=== DO THIS ===
The entries below should be quoted exactly, with no pictures carried over.

=== PROVIDED INFORMATION ===
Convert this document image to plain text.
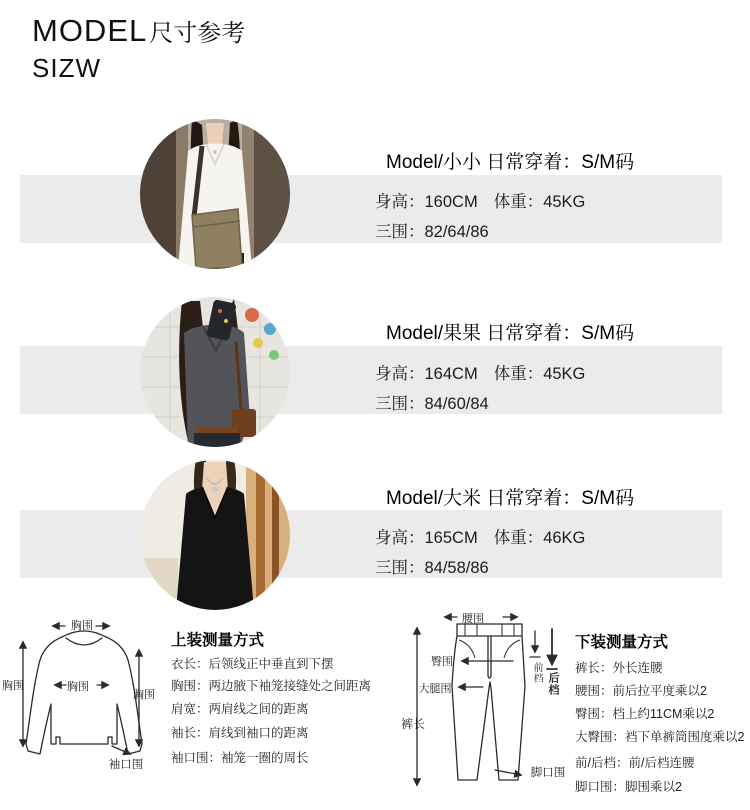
MODEL尺寸参考
SIZW
Model/小小 日常穿着：S/M码
身高：160CM 体重：45KG
三围：82/64/86
Model/果果 日常穿着：S/M码
身高：164CM 体重：45KG
三围：84/60/84
Model/大米 日常穿着：S/M码
身高：165CM 体重：46KG
三围：84/58/86
胸围
胸围	胸围
胸围
袖口围
上装测量方式
衣长：后领线正中垂直到下摆
胸围：两边腋下袖笼接缝处之间距离
肩宽：两肩线之间的距离
袖长：肩线到袖口的距离
袖口围：袖笼一圈的周长
腰围
裤长
臀围
大腿围
前档 后档
脚口围
下装测量方式
裤长：外长连腰
腰围：前后拉平度乘以2
臀围：档上约11CM乘以2
大臀围：裆下单裤筒围度乘以2
前/后档：前/后档连腰
脚口围：脚围乘以2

=== FINAL ANSWER ===
Convert this document image to plain text.
MODEL尺寸参考
SIZW
Model/小小 日常穿着：S/M码
身高：160CM 体重：45KG
三围：82/64/86
Model/果果 日常穿着：S/M码
身高：164CM 体重：45KG
三围：84/60/84
Model/大米 日常穿着：S/M码
身高：165CM 体重：46KG
三围：84/58/86
胸围
胸围	胸围
胸围
袖口围
上装测量方式
衣长：后领线正中垂直到下摆
胸围：两边腋下袖笼接缝处之间距离
肩宽：两肩线之间的距离
袖长：肩线到袖口的距离
袖口围：袖笼一圈的周长
腰围
裤长
臀围
大腿围
前档 后档
脚口围
下装测量方式
裤长：外长连腰
腰围：前后拉平度乘以2
臀围：档上约11CM乘以2
大臀围：裆下单裤筒围度乘以2
前/后档：前/后档连腰
脚口围：脚围乘以2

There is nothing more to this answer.